In the material below, find every line with "Testing" and pull it out.

════════

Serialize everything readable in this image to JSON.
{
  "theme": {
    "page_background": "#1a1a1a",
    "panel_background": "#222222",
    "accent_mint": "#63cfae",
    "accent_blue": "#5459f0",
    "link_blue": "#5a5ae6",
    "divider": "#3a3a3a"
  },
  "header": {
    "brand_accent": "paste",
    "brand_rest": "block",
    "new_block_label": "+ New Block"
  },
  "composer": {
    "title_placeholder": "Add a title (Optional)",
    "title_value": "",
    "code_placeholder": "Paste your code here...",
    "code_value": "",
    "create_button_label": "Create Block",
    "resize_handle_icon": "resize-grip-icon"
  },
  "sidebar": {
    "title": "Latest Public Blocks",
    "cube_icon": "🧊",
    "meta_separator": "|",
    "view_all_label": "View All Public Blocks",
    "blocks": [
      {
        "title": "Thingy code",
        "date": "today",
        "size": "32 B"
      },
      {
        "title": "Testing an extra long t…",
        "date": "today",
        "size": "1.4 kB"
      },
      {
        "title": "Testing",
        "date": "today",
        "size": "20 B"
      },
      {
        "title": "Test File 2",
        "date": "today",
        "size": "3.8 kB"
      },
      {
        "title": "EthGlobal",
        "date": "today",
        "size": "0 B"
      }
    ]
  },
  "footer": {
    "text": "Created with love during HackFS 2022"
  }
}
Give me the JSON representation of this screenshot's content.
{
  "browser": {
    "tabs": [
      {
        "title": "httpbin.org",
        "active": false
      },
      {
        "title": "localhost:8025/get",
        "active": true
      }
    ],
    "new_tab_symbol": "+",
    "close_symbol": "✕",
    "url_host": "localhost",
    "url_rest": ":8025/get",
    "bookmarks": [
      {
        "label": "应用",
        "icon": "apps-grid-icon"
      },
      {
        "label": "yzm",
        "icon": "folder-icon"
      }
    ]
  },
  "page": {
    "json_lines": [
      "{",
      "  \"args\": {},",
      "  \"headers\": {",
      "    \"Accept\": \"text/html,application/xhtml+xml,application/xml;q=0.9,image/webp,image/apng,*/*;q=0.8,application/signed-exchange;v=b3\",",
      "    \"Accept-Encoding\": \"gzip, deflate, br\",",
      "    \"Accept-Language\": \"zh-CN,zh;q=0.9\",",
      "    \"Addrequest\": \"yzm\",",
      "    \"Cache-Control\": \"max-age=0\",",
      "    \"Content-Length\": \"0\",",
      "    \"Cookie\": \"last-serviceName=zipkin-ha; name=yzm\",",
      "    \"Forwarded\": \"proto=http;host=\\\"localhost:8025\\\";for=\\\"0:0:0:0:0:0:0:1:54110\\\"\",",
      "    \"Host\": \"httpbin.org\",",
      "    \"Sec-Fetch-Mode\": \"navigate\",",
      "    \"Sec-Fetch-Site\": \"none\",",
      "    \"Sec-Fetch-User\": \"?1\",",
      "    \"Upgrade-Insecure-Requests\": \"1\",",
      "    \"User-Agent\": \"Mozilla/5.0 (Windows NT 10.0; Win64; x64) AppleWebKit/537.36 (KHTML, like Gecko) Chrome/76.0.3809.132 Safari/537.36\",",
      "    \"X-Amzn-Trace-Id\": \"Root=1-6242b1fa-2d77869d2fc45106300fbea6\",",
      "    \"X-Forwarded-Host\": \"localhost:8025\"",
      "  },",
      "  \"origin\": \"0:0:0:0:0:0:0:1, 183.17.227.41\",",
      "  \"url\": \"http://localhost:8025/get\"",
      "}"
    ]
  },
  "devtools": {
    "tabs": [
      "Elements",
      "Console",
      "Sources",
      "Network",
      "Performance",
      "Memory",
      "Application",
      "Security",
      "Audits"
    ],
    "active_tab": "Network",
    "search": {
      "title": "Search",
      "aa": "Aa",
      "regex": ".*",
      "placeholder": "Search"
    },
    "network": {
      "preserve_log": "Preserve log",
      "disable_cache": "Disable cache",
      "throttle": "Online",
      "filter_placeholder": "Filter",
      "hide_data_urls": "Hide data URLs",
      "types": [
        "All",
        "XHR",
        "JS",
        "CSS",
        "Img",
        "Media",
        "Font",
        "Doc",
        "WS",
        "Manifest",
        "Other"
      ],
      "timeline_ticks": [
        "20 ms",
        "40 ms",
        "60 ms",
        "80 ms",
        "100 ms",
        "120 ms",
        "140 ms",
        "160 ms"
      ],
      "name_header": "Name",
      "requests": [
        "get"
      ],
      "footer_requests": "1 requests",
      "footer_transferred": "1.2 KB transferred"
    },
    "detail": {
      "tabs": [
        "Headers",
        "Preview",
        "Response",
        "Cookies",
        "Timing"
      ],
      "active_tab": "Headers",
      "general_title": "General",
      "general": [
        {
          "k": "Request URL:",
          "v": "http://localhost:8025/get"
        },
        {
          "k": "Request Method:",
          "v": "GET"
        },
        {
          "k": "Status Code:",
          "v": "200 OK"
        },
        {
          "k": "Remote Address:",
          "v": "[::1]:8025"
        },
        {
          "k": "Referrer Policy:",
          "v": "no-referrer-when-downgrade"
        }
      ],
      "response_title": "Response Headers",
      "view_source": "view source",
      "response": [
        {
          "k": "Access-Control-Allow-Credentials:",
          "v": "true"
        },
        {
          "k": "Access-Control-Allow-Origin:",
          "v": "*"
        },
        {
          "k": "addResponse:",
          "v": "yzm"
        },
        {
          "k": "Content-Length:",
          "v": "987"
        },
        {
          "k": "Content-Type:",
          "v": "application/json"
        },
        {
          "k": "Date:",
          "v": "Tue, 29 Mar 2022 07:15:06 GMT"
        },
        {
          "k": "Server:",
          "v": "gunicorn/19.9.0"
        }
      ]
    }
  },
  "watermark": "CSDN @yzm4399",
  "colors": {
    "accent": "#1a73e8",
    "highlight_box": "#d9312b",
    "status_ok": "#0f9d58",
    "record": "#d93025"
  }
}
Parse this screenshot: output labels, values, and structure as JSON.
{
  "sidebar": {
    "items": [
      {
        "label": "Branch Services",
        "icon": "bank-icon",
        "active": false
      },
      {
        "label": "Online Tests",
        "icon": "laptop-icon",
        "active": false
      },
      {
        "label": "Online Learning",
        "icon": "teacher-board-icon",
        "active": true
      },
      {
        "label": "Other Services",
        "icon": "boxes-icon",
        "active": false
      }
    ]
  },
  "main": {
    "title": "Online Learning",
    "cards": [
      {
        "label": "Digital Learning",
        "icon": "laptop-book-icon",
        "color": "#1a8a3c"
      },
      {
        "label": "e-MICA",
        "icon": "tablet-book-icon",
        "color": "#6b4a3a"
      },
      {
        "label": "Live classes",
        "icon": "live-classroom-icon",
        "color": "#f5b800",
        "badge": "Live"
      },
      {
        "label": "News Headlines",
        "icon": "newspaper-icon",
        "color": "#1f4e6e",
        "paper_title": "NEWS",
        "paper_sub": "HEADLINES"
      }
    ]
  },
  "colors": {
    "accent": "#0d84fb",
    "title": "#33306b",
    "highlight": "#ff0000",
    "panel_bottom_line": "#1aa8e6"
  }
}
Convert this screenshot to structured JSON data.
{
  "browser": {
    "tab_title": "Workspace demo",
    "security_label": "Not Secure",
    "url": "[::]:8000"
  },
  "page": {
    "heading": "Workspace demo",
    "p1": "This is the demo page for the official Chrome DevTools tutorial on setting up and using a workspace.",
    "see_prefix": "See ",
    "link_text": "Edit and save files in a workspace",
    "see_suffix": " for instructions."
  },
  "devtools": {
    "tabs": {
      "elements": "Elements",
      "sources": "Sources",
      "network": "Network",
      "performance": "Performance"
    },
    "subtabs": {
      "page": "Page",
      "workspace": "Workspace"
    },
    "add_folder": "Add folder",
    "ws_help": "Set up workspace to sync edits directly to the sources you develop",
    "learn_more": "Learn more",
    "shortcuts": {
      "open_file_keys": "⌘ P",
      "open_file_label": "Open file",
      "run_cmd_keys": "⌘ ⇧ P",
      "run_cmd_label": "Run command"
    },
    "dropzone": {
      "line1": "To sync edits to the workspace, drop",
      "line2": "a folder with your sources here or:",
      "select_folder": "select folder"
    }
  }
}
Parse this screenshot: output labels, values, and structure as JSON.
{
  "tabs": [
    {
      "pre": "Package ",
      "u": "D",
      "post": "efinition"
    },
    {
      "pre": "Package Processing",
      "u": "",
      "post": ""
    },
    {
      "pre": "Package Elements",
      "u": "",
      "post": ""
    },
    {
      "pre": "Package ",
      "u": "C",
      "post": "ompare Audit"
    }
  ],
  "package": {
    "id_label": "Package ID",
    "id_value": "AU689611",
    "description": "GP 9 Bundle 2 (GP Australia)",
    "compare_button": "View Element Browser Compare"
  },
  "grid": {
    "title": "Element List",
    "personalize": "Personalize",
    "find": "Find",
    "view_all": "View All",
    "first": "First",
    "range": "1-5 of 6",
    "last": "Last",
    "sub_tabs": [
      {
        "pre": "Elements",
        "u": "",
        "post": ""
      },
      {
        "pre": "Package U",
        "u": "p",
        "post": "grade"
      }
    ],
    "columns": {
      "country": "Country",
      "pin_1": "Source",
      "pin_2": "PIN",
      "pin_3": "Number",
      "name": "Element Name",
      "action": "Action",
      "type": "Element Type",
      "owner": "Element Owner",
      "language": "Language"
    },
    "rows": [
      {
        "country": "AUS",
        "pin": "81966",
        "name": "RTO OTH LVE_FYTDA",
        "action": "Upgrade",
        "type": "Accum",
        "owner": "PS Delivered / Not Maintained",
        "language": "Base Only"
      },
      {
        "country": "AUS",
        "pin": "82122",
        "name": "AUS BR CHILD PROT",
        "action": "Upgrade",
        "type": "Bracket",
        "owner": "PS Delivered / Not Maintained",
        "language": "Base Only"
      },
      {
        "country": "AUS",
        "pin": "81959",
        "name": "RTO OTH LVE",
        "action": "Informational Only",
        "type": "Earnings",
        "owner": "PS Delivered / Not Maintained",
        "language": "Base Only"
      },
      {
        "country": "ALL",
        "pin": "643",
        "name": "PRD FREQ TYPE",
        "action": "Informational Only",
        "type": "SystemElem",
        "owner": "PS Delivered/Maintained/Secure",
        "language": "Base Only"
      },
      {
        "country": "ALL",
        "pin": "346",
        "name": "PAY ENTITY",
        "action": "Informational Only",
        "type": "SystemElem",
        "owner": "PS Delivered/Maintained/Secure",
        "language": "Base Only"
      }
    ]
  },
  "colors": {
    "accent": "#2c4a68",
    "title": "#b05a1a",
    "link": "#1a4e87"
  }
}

════════

# [Solution to this exercise]
        "title": "Testing an extra long t…",
        "title": "Testing",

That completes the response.